◆ Dataset records
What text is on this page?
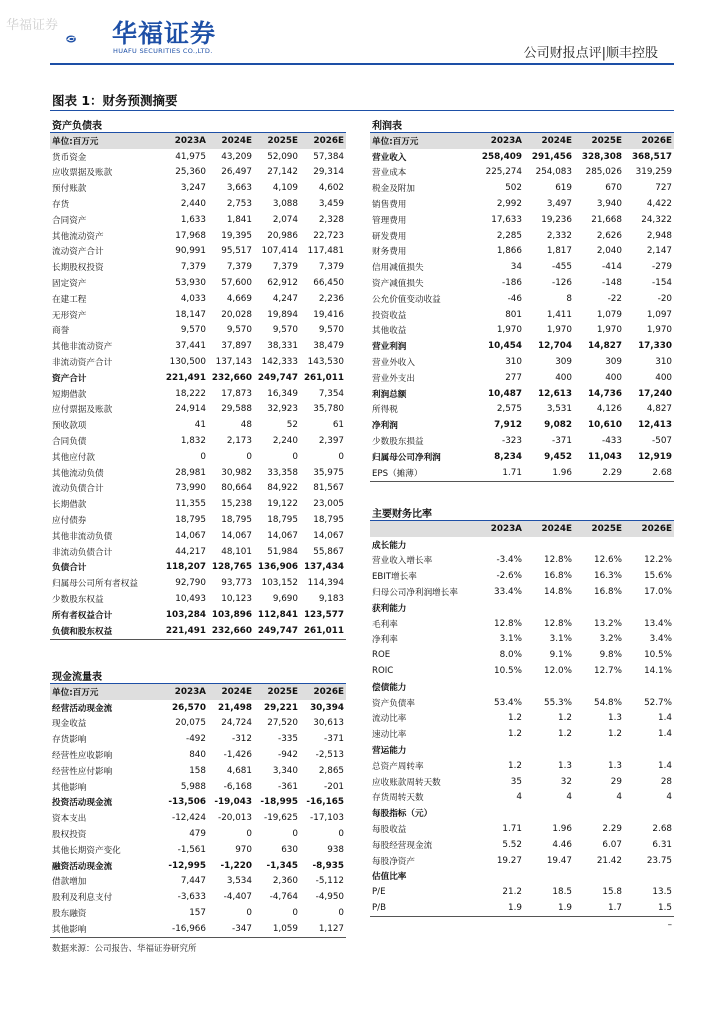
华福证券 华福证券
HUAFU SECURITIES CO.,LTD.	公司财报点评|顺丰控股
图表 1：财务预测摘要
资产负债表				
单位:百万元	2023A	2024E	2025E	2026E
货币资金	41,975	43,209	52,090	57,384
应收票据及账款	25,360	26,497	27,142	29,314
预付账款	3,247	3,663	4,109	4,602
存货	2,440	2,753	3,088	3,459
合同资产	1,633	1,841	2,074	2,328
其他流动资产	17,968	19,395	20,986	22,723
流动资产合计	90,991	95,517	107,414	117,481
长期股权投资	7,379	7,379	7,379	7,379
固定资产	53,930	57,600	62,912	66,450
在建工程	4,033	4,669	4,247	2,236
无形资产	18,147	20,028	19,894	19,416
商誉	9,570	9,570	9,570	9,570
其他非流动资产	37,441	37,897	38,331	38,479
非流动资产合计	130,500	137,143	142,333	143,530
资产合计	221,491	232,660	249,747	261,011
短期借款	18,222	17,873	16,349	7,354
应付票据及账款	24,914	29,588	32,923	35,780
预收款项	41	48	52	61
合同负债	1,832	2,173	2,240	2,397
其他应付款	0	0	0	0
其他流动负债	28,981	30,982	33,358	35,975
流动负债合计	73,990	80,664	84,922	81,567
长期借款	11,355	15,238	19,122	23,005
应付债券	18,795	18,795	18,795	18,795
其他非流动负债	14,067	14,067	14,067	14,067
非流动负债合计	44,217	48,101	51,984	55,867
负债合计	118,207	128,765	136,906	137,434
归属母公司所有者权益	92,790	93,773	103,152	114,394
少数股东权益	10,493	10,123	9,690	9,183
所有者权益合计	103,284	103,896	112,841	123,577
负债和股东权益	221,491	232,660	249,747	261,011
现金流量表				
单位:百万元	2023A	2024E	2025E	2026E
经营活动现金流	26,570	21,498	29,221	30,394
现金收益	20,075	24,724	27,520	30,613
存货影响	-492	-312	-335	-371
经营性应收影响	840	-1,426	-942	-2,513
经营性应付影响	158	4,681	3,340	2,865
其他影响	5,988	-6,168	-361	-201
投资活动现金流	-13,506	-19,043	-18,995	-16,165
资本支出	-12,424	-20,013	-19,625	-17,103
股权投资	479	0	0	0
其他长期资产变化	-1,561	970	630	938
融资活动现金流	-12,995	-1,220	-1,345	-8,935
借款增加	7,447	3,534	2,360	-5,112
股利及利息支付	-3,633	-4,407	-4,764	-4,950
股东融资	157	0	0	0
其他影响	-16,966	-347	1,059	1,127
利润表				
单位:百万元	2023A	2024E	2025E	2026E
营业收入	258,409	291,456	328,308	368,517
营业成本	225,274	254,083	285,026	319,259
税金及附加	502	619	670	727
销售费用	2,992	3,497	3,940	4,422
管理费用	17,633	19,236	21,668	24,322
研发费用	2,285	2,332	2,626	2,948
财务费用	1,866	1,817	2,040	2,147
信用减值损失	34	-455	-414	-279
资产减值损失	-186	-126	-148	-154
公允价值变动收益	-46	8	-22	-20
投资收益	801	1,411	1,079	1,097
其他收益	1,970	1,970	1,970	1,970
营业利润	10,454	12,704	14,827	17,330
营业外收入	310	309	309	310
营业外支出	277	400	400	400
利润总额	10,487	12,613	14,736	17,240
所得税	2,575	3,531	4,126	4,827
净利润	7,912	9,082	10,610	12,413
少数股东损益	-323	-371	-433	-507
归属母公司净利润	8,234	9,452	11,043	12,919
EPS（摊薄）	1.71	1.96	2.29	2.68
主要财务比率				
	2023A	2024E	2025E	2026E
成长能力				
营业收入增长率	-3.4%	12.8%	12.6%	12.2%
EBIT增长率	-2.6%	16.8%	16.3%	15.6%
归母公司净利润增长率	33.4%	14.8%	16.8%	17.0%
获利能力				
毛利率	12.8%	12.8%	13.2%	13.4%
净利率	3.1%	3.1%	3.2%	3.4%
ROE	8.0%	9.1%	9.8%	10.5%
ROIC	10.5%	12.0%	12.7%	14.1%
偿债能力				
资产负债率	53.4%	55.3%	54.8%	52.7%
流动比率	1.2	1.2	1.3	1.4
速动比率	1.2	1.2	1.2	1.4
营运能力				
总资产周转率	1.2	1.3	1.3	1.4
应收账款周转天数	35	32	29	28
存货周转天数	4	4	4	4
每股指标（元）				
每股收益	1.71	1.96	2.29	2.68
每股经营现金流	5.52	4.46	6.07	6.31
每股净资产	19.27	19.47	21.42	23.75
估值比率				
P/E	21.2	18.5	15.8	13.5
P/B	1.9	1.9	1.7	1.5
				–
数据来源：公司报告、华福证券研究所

◆ Problem description
Repeat the preceding records precisely, and leave every picture out of the copy.

◆ Answer to this exercise
What text is on this page?
华福证券 华福证券
HUAFU SECURITIES CO.,LTD.	公司财报点评|顺丰控股
图表 1：财务预测摘要
资产负债表				
单位:百万元	2023A	2024E	2025E	2026E
货币资金	41,975	43,209	52,090	57,384
应收票据及账款	25,360	26,497	27,142	29,314
预付账款	3,247	3,663	4,109	4,602
存货	2,440	2,753	3,088	3,459
合同资产	1,633	1,841	2,074	2,328
其他流动资产	17,968	19,395	20,986	22,723
流动资产合计	90,991	95,517	107,414	117,481
长期股权投资	7,379	7,379	7,379	7,379
固定资产	53,930	57,600	62,912	66,450
在建工程	4,033	4,669	4,247	2,236
无形资产	18,147	20,028	19,894	19,416
商誉	9,570	9,570	9,570	9,570
其他非流动资产	37,441	37,897	38,331	38,479
非流动资产合计	130,500	137,143	142,333	143,530
资产合计	221,491	232,660	249,747	261,011
短期借款	18,222	17,873	16,349	7,354
应付票据及账款	24,914	29,588	32,923	35,780
预收款项	41	48	52	61
合同负债	1,832	2,173	2,240	2,397
其他应付款	0	0	0	0
其他流动负债	28,981	30,982	33,358	35,975
流动负债合计	73,990	80,664	84,922	81,567
长期借款	11,355	15,238	19,122	23,005
应付债券	18,795	18,795	18,795	18,795
其他非流动负债	14,067	14,067	14,067	14,067
非流动负债合计	44,217	48,101	51,984	55,867
负债合计	118,207	128,765	136,906	137,434
归属母公司所有者权益	92,790	93,773	103,152	114,394
少数股东权益	10,493	10,123	9,690	9,183
所有者权益合计	103,284	103,896	112,841	123,577
负债和股东权益	221,491	232,660	249,747	261,011
现金流量表				
单位:百万元	2023A	2024E	2025E	2026E
经营活动现金流	26,570	21,498	29,221	30,394
现金收益	20,075	24,724	27,520	30,613
存货影响	-492	-312	-335	-371
经营性应收影响	840	-1,426	-942	-2,513
经营性应付影响	158	4,681	3,340	2,865
其他影响	5,988	-6,168	-361	-201
投资活动现金流	-13,506	-19,043	-18,995	-16,165
资本支出	-12,424	-20,013	-19,625	-17,103
股权投资	479	0	0	0
其他长期资产变化	-1,561	970	630	938
融资活动现金流	-12,995	-1,220	-1,345	-8,935
借款增加	7,447	3,534	2,360	-5,112
股利及利息支付	-3,633	-4,407	-4,764	-4,950
股东融资	157	0	0	0
其他影响	-16,966	-347	1,059	1,127
利润表				
单位:百万元	2023A	2024E	2025E	2026E
营业收入	258,409	291,456	328,308	368,517
营业成本	225,274	254,083	285,026	319,259
税金及附加	502	619	670	727
销售费用	2,992	3,497	3,940	4,422
管理费用	17,633	19,236	21,668	24,322
研发费用	2,285	2,332	2,626	2,948
财务费用	1,866	1,817	2,040	2,147
信用减值损失	34	-455	-414	-279
资产减值损失	-186	-126	-148	-154
公允价值变动收益	-46	8	-22	-20
投资收益	801	1,411	1,079	1,097
其他收益	1,970	1,970	1,970	1,970
营业利润	10,454	12,704	14,827	17,330
营业外收入	310	309	309	310
营业外支出	277	400	400	400
利润总额	10,487	12,613	14,736	17,240
所得税	2,575	3,531	4,126	4,827
净利润	7,912	9,082	10,610	12,413
少数股东损益	-323	-371	-433	-507
归属母公司净利润	8,234	9,452	11,043	12,919
EPS（摊薄）	1.71	1.96	2.29	2.68
主要财务比率				
	2023A	2024E	2025E	2026E
成长能力				
营业收入增长率	-3.4%	12.8%	12.6%	12.2%
EBIT增长率	-2.6%	16.8%	16.3%	15.6%
归母公司净利润增长率	33.4%	14.8%	16.8%	17.0%
获利能力				
毛利率	12.8%	12.8%	13.2%	13.4%
净利率	3.1%	3.1%	3.2%	3.4%
ROE	8.0%	9.1%	9.8%	10.5%
ROIC	10.5%	12.0%	12.7%	14.1%
偿债能力				
资产负债率	53.4%	55.3%	54.8%	52.7%
流动比率	1.2	1.2	1.3	1.4
速动比率	1.2	1.2	1.2	1.4
营运能力				
总资产周转率	1.2	1.3	1.3	1.4
应收账款周转天数	35	32	29	28
存货周转天数	4	4	4	4
每股指标（元）				
每股收益	1.71	1.96	2.29	2.68
每股经营现金流	5.52	4.46	6.07	6.31
每股净资产	19.27	19.47	21.42	23.75
估值比率				
P/E	21.2	18.5	15.8	13.5
P/B	1.9	1.9	1.7	1.5
				–
数据来源：公司报告、华福证券研究所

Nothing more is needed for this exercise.